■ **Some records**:
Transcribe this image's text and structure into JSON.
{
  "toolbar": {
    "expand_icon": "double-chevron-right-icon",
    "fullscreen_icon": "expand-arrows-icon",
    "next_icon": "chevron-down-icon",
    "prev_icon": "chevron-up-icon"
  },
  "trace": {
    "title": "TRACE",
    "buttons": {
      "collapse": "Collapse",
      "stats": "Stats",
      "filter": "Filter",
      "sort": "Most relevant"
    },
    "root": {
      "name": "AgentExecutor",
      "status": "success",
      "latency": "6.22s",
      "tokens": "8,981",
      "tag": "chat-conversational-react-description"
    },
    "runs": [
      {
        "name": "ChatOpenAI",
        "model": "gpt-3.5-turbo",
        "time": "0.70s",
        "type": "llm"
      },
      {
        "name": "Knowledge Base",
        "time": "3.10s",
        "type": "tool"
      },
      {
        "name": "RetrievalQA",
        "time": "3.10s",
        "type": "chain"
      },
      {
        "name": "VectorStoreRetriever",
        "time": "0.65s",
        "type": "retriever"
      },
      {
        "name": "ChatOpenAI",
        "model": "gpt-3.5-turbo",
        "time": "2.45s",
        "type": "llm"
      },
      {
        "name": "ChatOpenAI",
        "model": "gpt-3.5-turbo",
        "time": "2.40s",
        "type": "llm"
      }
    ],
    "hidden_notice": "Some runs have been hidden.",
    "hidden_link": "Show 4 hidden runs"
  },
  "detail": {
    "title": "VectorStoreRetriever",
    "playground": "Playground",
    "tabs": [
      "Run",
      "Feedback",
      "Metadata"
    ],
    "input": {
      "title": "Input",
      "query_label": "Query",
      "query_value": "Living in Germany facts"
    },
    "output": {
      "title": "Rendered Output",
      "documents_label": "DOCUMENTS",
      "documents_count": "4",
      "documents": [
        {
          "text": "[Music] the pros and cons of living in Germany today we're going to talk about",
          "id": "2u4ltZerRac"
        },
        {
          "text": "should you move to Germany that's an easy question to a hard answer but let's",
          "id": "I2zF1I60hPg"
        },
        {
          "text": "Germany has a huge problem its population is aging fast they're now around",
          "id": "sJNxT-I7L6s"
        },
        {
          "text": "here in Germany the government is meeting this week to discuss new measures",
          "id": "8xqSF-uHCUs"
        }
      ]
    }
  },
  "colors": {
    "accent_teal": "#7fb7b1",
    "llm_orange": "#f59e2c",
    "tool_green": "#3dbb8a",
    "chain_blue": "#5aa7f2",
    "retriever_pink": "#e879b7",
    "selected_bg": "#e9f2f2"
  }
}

■ **Directions for this task**: Each entry above needs to be retyped exactly.

■ **Right answer**:
Transcribe this image's text and structure into JSON.
{
  "toolbar": {
    "expand_icon": "double-chevron-right-icon",
    "fullscreen_icon": "expand-arrows-icon",
    "next_icon": "chevron-down-icon",
    "prev_icon": "chevron-up-icon"
  },
  "trace": {
    "title": "TRACE",
    "buttons": {
      "collapse": "Collapse",
      "stats": "Stats",
      "filter": "Filter",
      "sort": "Most relevant"
    },
    "root": {
      "name": "AgentExecutor",
      "status": "success",
      "latency": "6.22s",
      "tokens": "8,981",
      "tag": "chat-conversational-react-description"
    },
    "runs": [
      {
        "name": "ChatOpenAI",
        "model": "gpt-3.5-turbo",
        "time": "0.70s",
        "type": "llm"
      },
      {
        "name": "Knowledge Base",
        "time": "3.10s",
        "type": "tool"
      },
      {
        "name": "RetrievalQA",
        "time": "3.10s",
        "type": "chain"
      },
      {
        "name": "VectorStoreRetriever",
        "time": "0.65s",
        "type": "retriever"
      },
      {
        "name": "ChatOpenAI",
        "model": "gpt-3.5-turbo",
        "time": "2.45s",
        "type": "llm"
      },
      {
        "name": "ChatOpenAI",
        "model": "gpt-3.5-turbo",
        "time": "2.40s",
        "type": "llm"
      }
    ],
    "hidden_notice": "Some runs have been hidden.",
    "hidden_link": "Show 4 hidden runs"
  },
  "detail": {
    "title": "VectorStoreRetriever",
    "playground": "Playground",
    "tabs": [
      "Run",
      "Feedback",
      "Metadata"
    ],
    "input": {
      "title": "Input",
      "query_label": "Query",
      "query_value": "Living in Germany facts"
    },
    "output": {
      "title": "Rendered Output",
      "documents_label": "DOCUMENTS",
      "documents_count": "4",
      "documents": [
        {
          "text": "[Music] the pros and cons of living in Germany today we're going to talk about",
          "id": "2u4ltZerRac"
        },
        {
          "text": "should you move to Germany that's an easy question to a hard answer but let's",
          "id": "I2zF1I60hPg"
        },
        {
          "text": "Germany has a huge problem its population is aging fast they're now around",
          "id": "sJNxT-I7L6s"
        },
        {
          "text": "here in Germany the government is meeting this week to discuss new measures",
          "id": "8xqSF-uHCUs"
        }
      ]
    }
  },
  "colors": {
    "accent_teal": "#7fb7b1",
    "llm_orange": "#f59e2c",
    "tool_green": "#3dbb8a",
    "chain_blue": "#5aa7f2",
    "retriever_pink": "#e879b7",
    "selected_bg": "#e9f2f2"
  }
}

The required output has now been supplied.